▶ WHAT IS EXPECTED:
Look through the data below and say how many of its lines contain "underlying", adding nothing else.

(Entries from a visual dataset)
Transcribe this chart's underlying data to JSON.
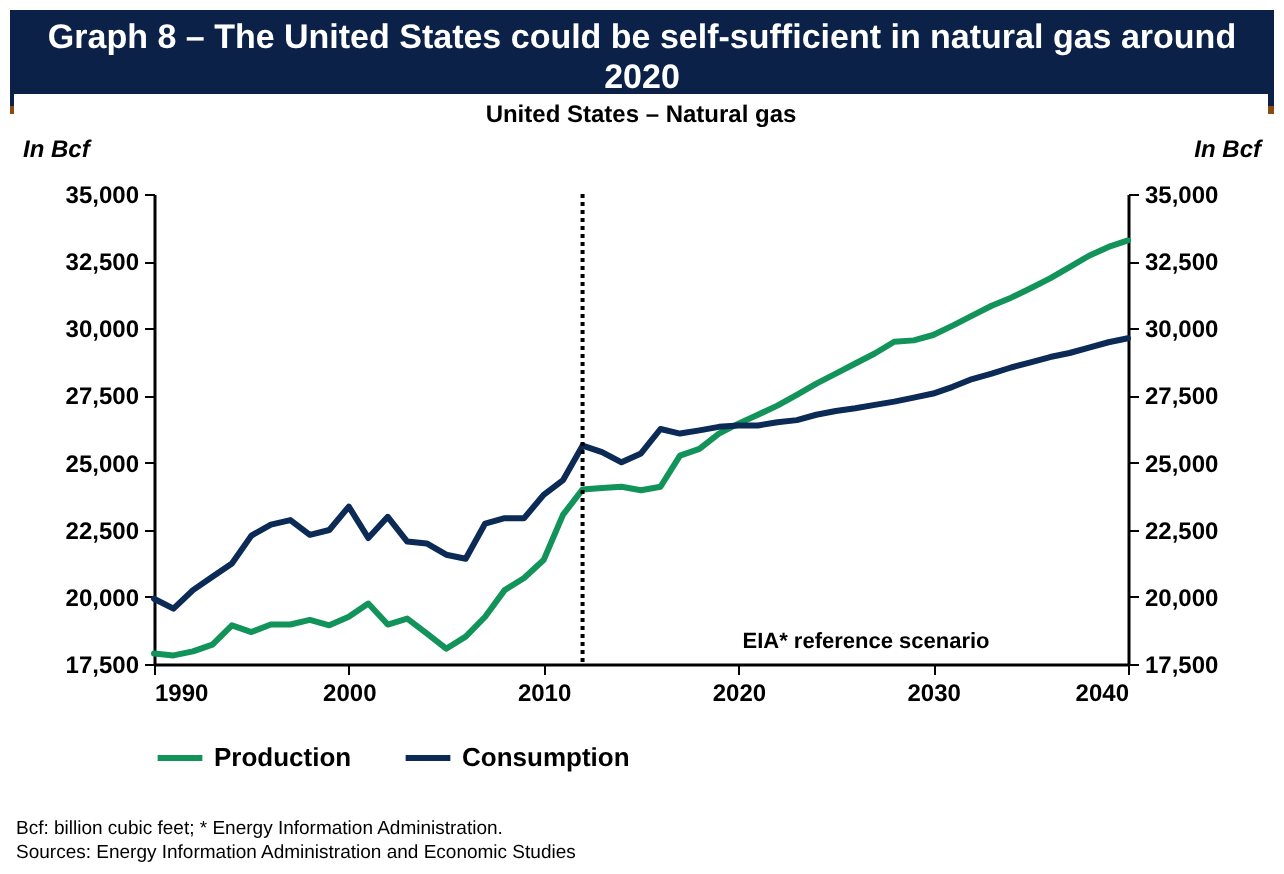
{
  "chart_data": {
    "type": "line",
    "title": "Graph 8 – The United States could be self-sufficient in natural gas around 2020",
    "subtitle": "United States – Natural gas",
    "ylabel": "In Bcf",
    "y2label": "In Bcf",
    "x": [
      1990,
      1991,
      1992,
      1993,
      1994,
      1995,
      1996,
      1997,
      1998,
      1999,
      2000,
      2001,
      2002,
      2003,
      2004,
      2005,
      2006,
      2007,
      2008,
      2009,
      2010,
      2011,
      2012,
      2013,
      2014,
      2015,
      2016,
      2017,
      2018,
      2019,
      2020,
      2021,
      2022,
      2023,
      2024,
      2025,
      2026,
      2027,
      2028,
      2029,
      2030,
      2031,
      2032,
      2033,
      2034,
      2035,
      2036,
      2037,
      2038,
      2039,
      2040
    ],
    "series": [
      {
        "name": "Production",
        "color": "#12935a",
        "values": [
          17890,
          17820,
          17970,
          18220,
          18940,
          18690,
          18970,
          18970,
          19140,
          18940,
          19260,
          19750,
          18970,
          19190,
          18640,
          18070,
          18520,
          19260,
          20250,
          20700,
          21370,
          23060,
          24000,
          24050,
          24100,
          23970,
          24100,
          25260,
          25510,
          26080,
          26450,
          26780,
          27120,
          27520,
          27940,
          28310,
          28690,
          29060,
          29500,
          29550,
          29750,
          30100,
          30470,
          30840,
          31140,
          31490,
          31860,
          32280,
          32700,
          33030,
          33270
        ]
      },
      {
        "name": "Consumption",
        "color": "#0b2a55",
        "values": [
          19930,
          19560,
          20250,
          20750,
          21240,
          22280,
          22690,
          22860,
          22310,
          22490,
          23360,
          22190,
          22980,
          22060,
          21990,
          21570,
          21420,
          22730,
          22930,
          22930,
          23800,
          24350,
          25630,
          25390,
          25010,
          25340,
          26250,
          26080,
          26200,
          26330,
          26380,
          26380,
          26500,
          26580,
          26780,
          26920,
          27020,
          27150,
          27270,
          27420,
          27570,
          27820,
          28110,
          28310,
          28540,
          28730,
          28930,
          29080,
          29280,
          29480,
          29630
        ]
      }
    ],
    "xlim": [
      1990,
      2040
    ],
    "xticks": [
      1990,
      2000,
      2010,
      2020,
      2030,
      2040
    ],
    "ylim": [
      17500,
      35000
    ],
    "yticks": [
      {
        "value": 17500,
        "label": "17,500"
      },
      {
        "value": 20000,
        "label": "20,000"
      },
      {
        "value": 22500,
        "label": "22,500"
      },
      {
        "value": 25000,
        "label": "25,000"
      },
      {
        "value": 27500,
        "label": "27,500"
      },
      {
        "value": 30000,
        "label": "30,000"
      },
      {
        "value": 32500,
        "label": "32,500"
      },
      {
        "value": 35000,
        "label": "35,000"
      }
    ],
    "y2lim": [
      17500,
      35000
    ],
    "y2ticks": [
      {
        "value": 17500,
        "label": "17,500"
      },
      {
        "value": 20000,
        "label": "20,000"
      },
      {
        "value": 22500,
        "label": "22,500"
      },
      {
        "value": 25000,
        "label": "25,000"
      },
      {
        "value": 27500,
        "label": "27,500"
      },
      {
        "value": 30000,
        "label": "30,000"
      },
      {
        "value": 32500,
        "label": "32,500"
      },
      {
        "value": 35000,
        "label": "35,000"
      }
    ],
    "ref_lines": [
      {
        "axis": "x",
        "value": 2012,
        "color": "#000000",
        "line_style": "dotted"
      }
    ],
    "annotations": [
      "EIA* reference scenario",
      "Bcf: billion cubic feet; * Energy Information Administration.",
      "Sources: Energy Information Administration and Economic Studies"
    ],
    "legend": "bottom",
    "grid": false
  }
}
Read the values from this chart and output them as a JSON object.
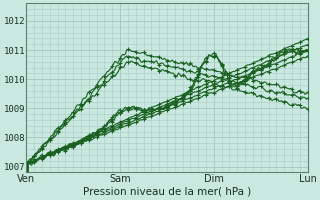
{
  "xlabel": "Pression niveau de la mer( hPa )",
  "background_color": "#c8e8e0",
  "grid_color": "#a8ccc4",
  "line_color": "#1a6020",
  "ylim": [
    1006.8,
    1012.6
  ],
  "day_labels": [
    "Ven",
    "Sam",
    "Dim",
    "Lun"
  ],
  "day_positions": [
    0,
    72,
    144,
    216
  ],
  "yticks": [
    1007,
    1008,
    1009,
    1010,
    1011,
    1012
  ],
  "total_hours": 216
}
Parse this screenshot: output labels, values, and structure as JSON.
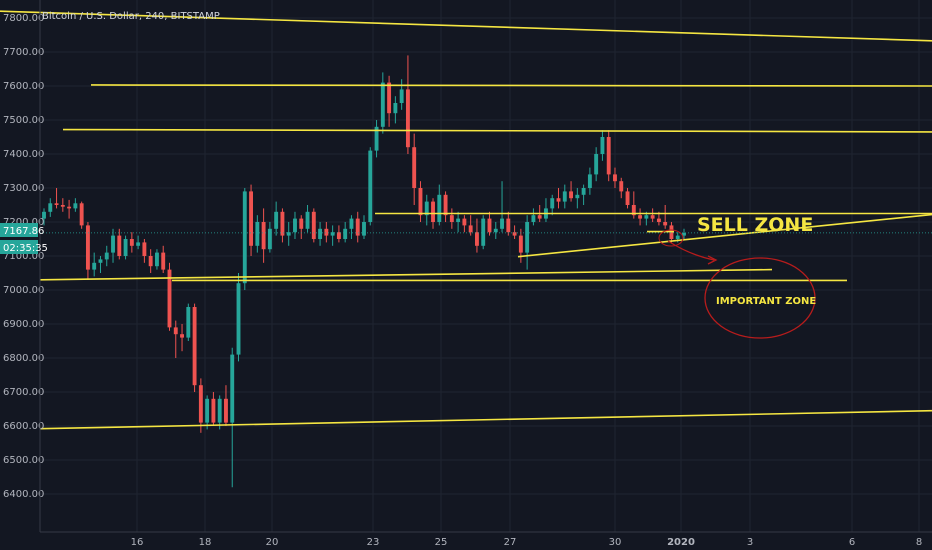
{
  "chart_data": {
    "type": "candlestick",
    "title": "Bitcoin / U.S. Dollar, 240, BITSTAMP",
    "ylim": [
      6340,
      7870
    ],
    "y_ticks": [
      "7800.00",
      "7700.00",
      "7600.00",
      "7500.00",
      "7400.00",
      "7300.00",
      "7200.00",
      "7100.00",
      "7000.00",
      "6900.00",
      "6800.00",
      "6700.00",
      "6600.00",
      "6500.00",
      "6400.00"
    ],
    "x_ticks": [
      "16",
      "18",
      "20",
      "23",
      "25",
      "27",
      "30",
      "2020",
      "3",
      "6",
      "8"
    ],
    "price_badge": "7167.86",
    "countdown_badge": "02:35:35",
    "candles": [
      [
        7210,
        7240,
        7190,
        7230
      ],
      [
        7230,
        7270,
        7215,
        7255
      ],
      [
        7255,
        7300,
        7240,
        7250
      ],
      [
        7250,
        7270,
        7230,
        7245
      ],
      [
        7245,
        7265,
        7210,
        7240
      ],
      [
        7240,
        7270,
        7230,
        7255
      ],
      [
        7255,
        7260,
        7180,
        7190
      ],
      [
        7190,
        7200,
        7030,
        7060
      ],
      [
        7060,
        7110,
        7040,
        7080
      ],
      [
        7080,
        7100,
        7050,
        7090
      ],
      [
        7090,
        7130,
        7070,
        7110
      ],
      [
        7110,
        7180,
        7080,
        7160
      ],
      [
        7160,
        7180,
        7090,
        7100
      ],
      [
        7100,
        7160,
        7090,
        7150
      ],
      [
        7150,
        7170,
        7110,
        7130
      ],
      [
        7130,
        7160,
        7120,
        7140
      ],
      [
        7140,
        7150,
        7080,
        7100
      ],
      [
        7100,
        7120,
        7050,
        7070
      ],
      [
        7070,
        7120,
        7060,
        7110
      ],
      [
        7110,
        7130,
        7050,
        7060
      ],
      [
        7060,
        7080,
        6880,
        6890
      ],
      [
        6890,
        6910,
        6800,
        6870
      ],
      [
        6870,
        6900,
        6820,
        6860
      ],
      [
        6860,
        6960,
        6850,
        6950
      ],
      [
        6950,
        6960,
        6700,
        6720
      ],
      [
        6720,
        6740,
        6580,
        6610
      ],
      [
        6610,
        6690,
        6590,
        6680
      ],
      [
        6680,
        6700,
        6600,
        6610
      ],
      [
        6610,
        6690,
        6590,
        6680
      ],
      [
        6680,
        6720,
        6600,
        6610
      ],
      [
        6610,
        6830,
        6420,
        6810
      ],
      [
        6810,
        7050,
        6790,
        7020
      ],
      [
        7020,
        7300,
        7000,
        7290
      ],
      [
        7290,
        7310,
        7100,
        7130
      ],
      [
        7130,
        7220,
        7110,
        7200
      ],
      [
        7200,
        7240,
        7080,
        7120
      ],
      [
        7120,
        7200,
        7110,
        7180
      ],
      [
        7180,
        7260,
        7160,
        7230
      ],
      [
        7230,
        7240,
        7140,
        7160
      ],
      [
        7160,
        7200,
        7130,
        7170
      ],
      [
        7170,
        7230,
        7150,
        7210
      ],
      [
        7210,
        7220,
        7150,
        7180
      ],
      [
        7180,
        7250,
        7170,
        7230
      ],
      [
        7230,
        7240,
        7140,
        7150
      ],
      [
        7150,
        7200,
        7130,
        7180
      ],
      [
        7180,
        7200,
        7140,
        7160
      ],
      [
        7160,
        7190,
        7130,
        7170
      ],
      [
        7170,
        7190,
        7140,
        7150
      ],
      [
        7150,
        7200,
        7140,
        7180
      ],
      [
        7180,
        7220,
        7150,
        7210
      ],
      [
        7210,
        7230,
        7140,
        7160
      ],
      [
        7160,
        7220,
        7150,
        7200
      ],
      [
        7200,
        7420,
        7190,
        7410
      ],
      [
        7410,
        7500,
        7390,
        7480
      ],
      [
        7480,
        7640,
        7460,
        7610
      ],
      [
        7610,
        7630,
        7480,
        7520
      ],
      [
        7520,
        7570,
        7490,
        7550
      ],
      [
        7550,
        7620,
        7530,
        7590
      ],
      [
        7590,
        7690,
        7400,
        7420
      ],
      [
        7420,
        7460,
        7250,
        7300
      ],
      [
        7300,
        7320,
        7200,
        7220
      ],
      [
        7220,
        7280,
        7190,
        7260
      ],
      [
        7260,
        7270,
        7180,
        7200
      ],
      [
        7200,
        7310,
        7190,
        7280
      ],
      [
        7280,
        7290,
        7200,
        7220
      ],
      [
        7220,
        7240,
        7180,
        7200
      ],
      [
        7200,
        7230,
        7170,
        7210
      ],
      [
        7210,
        7220,
        7170,
        7190
      ],
      [
        7190,
        7220,
        7160,
        7170
      ],
      [
        7170,
        7210,
        7110,
        7130
      ],
      [
        7130,
        7220,
        7120,
        7210
      ],
      [
        7210,
        7230,
        7160,
        7170
      ],
      [
        7170,
        7200,
        7150,
        7180
      ],
      [
        7180,
        7320,
        7170,
        7210
      ],
      [
        7210,
        7230,
        7160,
        7170
      ],
      [
        7170,
        7190,
        7150,
        7160
      ],
      [
        7160,
        7180,
        7080,
        7110
      ],
      [
        7110,
        7220,
        7060,
        7200
      ],
      [
        7200,
        7240,
        7190,
        7220
      ],
      [
        7220,
        7250,
        7200,
        7210
      ],
      [
        7210,
        7270,
        7200,
        7240
      ],
      [
        7240,
        7280,
        7220,
        7270
      ],
      [
        7270,
        7300,
        7240,
        7260
      ],
      [
        7260,
        7310,
        7240,
        7290
      ],
      [
        7290,
        7320,
        7260,
        7270
      ],
      [
        7270,
        7300,
        7240,
        7280
      ],
      [
        7280,
        7310,
        7250,
        7300
      ],
      [
        7300,
        7360,
        7280,
        7340
      ],
      [
        7340,
        7420,
        7320,
        7400
      ],
      [
        7400,
        7470,
        7380,
        7450
      ],
      [
        7450,
        7470,
        7320,
        7340
      ],
      [
        7340,
        7360,
        7300,
        7320
      ],
      [
        7320,
        7330,
        7270,
        7290
      ],
      [
        7290,
        7300,
        7240,
        7250
      ],
      [
        7250,
        7290,
        7210,
        7220
      ],
      [
        7220,
        7240,
        7190,
        7210
      ],
      [
        7210,
        7230,
        7190,
        7220
      ],
      [
        7220,
        7240,
        7200,
        7210
      ],
      [
        7210,
        7230,
        7190,
        7200
      ],
      [
        7200,
        7250,
        7180,
        7190
      ],
      [
        7190,
        7200,
        7140,
        7150
      ],
      [
        7150,
        7170,
        7140,
        7160
      ],
      [
        7160,
        7180,
        7150,
        7168
      ]
    ],
    "trend_lines": [
      [
        [
          0,
          7820
        ],
        [
          932,
          7733
        ]
      ],
      [
        [
          91,
          7603
        ],
        [
          932,
          7600
        ]
      ],
      [
        [
          63,
          7472
        ],
        [
          932,
          7465
        ]
      ],
      [
        [
          375,
          7225
        ],
        [
          932,
          7225
        ]
      ],
      [
        [
          518,
          7098
        ],
        [
          932,
          7222
        ]
      ],
      [
        [
          40,
          7030
        ],
        [
          772,
          7060
        ]
      ],
      [
        [
          172,
          7028
        ],
        [
          847,
          7028
        ]
      ],
      [
        [
          40,
          6592
        ],
        [
          932,
          6645
        ]
      ],
      [
        [
          647,
          7172
        ],
        [
          674,
          7172
        ]
      ]
    ],
    "annotations": [
      {
        "text": "SELL ZONE"
      },
      {
        "text": "IMPORTANT ZONE"
      }
    ],
    "grid": true
  }
}
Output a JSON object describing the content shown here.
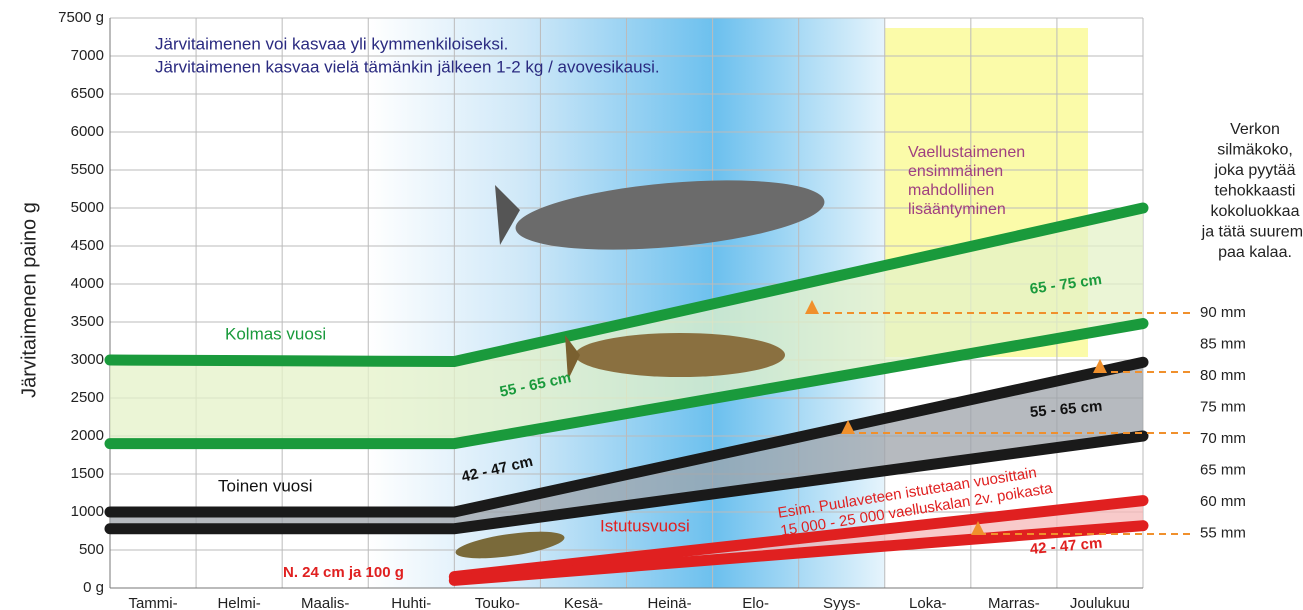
{
  "chart_data": {
    "type": "line",
    "y_label": "Järvitaimenen paino g",
    "categories": [
      "Tammi-",
      "Helmi-",
      "Maalis-",
      "Huhti-",
      "Touko-",
      "Kesä-",
      "Heinä-",
      "Elo-",
      "Syys-",
      "Loka-",
      "Marras-",
      "Joulukuu"
    ],
    "ylim": [
      0,
      7500
    ],
    "yticks": [
      {
        "value": 0,
        "label": "0 g"
      },
      {
        "value": 500,
        "label": "500"
      },
      {
        "value": 1000,
        "label": "1000"
      },
      {
        "value": 1500,
        "label": "1500"
      },
      {
        "value": 2000,
        "label": "2000"
      },
      {
        "value": 2500,
        "label": "2500"
      },
      {
        "value": 3000,
        "label": "3000"
      },
      {
        "value": 3500,
        "label": "3500"
      },
      {
        "value": 4000,
        "label": "4000"
      },
      {
        "value": 4500,
        "label": "4500"
      },
      {
        "value": 5000,
        "label": "5000"
      },
      {
        "value": 5500,
        "label": "5500"
      },
      {
        "value": 6000,
        "label": "6000"
      },
      {
        "value": 6500,
        "label": "6500"
      },
      {
        "value": 7000,
        "label": "7000"
      },
      {
        "value": 7500,
        "label": "7500 g"
      }
    ],
    "grid": true,
    "series": [
      {
        "name": "Kolmas vuosi",
        "color": "#1a9a3c",
        "x": [
          0,
          4,
          12
        ],
        "values": [
          3000,
          2980,
          5000
        ]
      },
      {
        "color": "#1a9a3c",
        "x": [
          0,
          4,
          12
        ],
        "values": [
          1900,
          1900,
          3480
        ]
      },
      {
        "name": "Toinen vuosi",
        "color": "#1a1a1a",
        "x": [
          0,
          4,
          12
        ],
        "values": [
          1000,
          1000,
          2970
        ]
      },
      {
        "color": "#1a1a1a",
        "x": [
          0,
          4,
          12
        ],
        "values": [
          780,
          780,
          2000
        ]
      },
      {
        "name": "Istutusvuosi",
        "color": "#e02020",
        "x": [
          4,
          12
        ],
        "values": [
          150,
          1150
        ]
      },
      {
        "color": "#e02020",
        "x": [
          4,
          12
        ],
        "values": [
          100,
          820
        ]
      }
    ],
    "notes": [
      "Järvitaimenen voi kasvaa yli kymmenkiloiseksi.",
      "Järvitaimenen kasvaa vielä tämänkin jälkeen 1-2 kg / avovesikausi."
    ],
    "annotations": [
      "55 - 65 cm",
      "65 - 75 cm",
      "42 - 47 cm",
      "55 - 65 cm",
      "42 - 47 cm",
      "N. 24 cm ja 100 g"
    ],
    "spawning_note": [
      "Vaellustaimenen",
      "ensimmäinen",
      "mahdollinen",
      "lisääntyminen"
    ],
    "stocking_note": [
      "Esim. Puulaveteen istutetaan vuosittain",
      "15 000 - 25 000 vaelluskalan 2v. poikasta"
    ],
    "mesh_title": [
      "Verkon",
      "silmäkoko,",
      "joka pyytää",
      "tehokkaasti",
      "kokoluokkaa",
      "ja tätä suurem-",
      "paa kalaa."
    ],
    "mesh_sizes": [
      "90 mm",
      "85 mm",
      "80 mm",
      "75 mm",
      "70 mm",
      "65 mm",
      "60 mm",
      "55 mm"
    ]
  }
}
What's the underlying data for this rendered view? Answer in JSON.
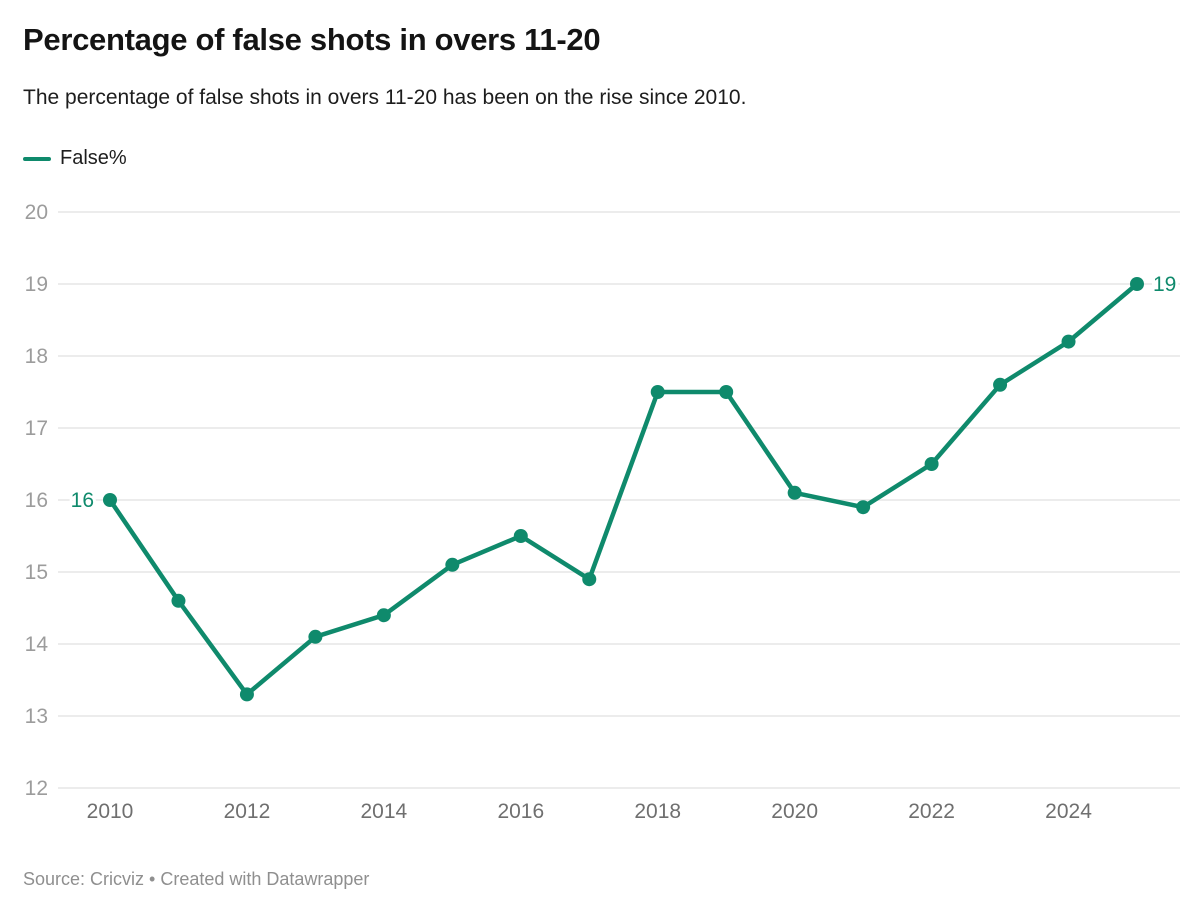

▶ RESULT OF THIS EXERCISE:
2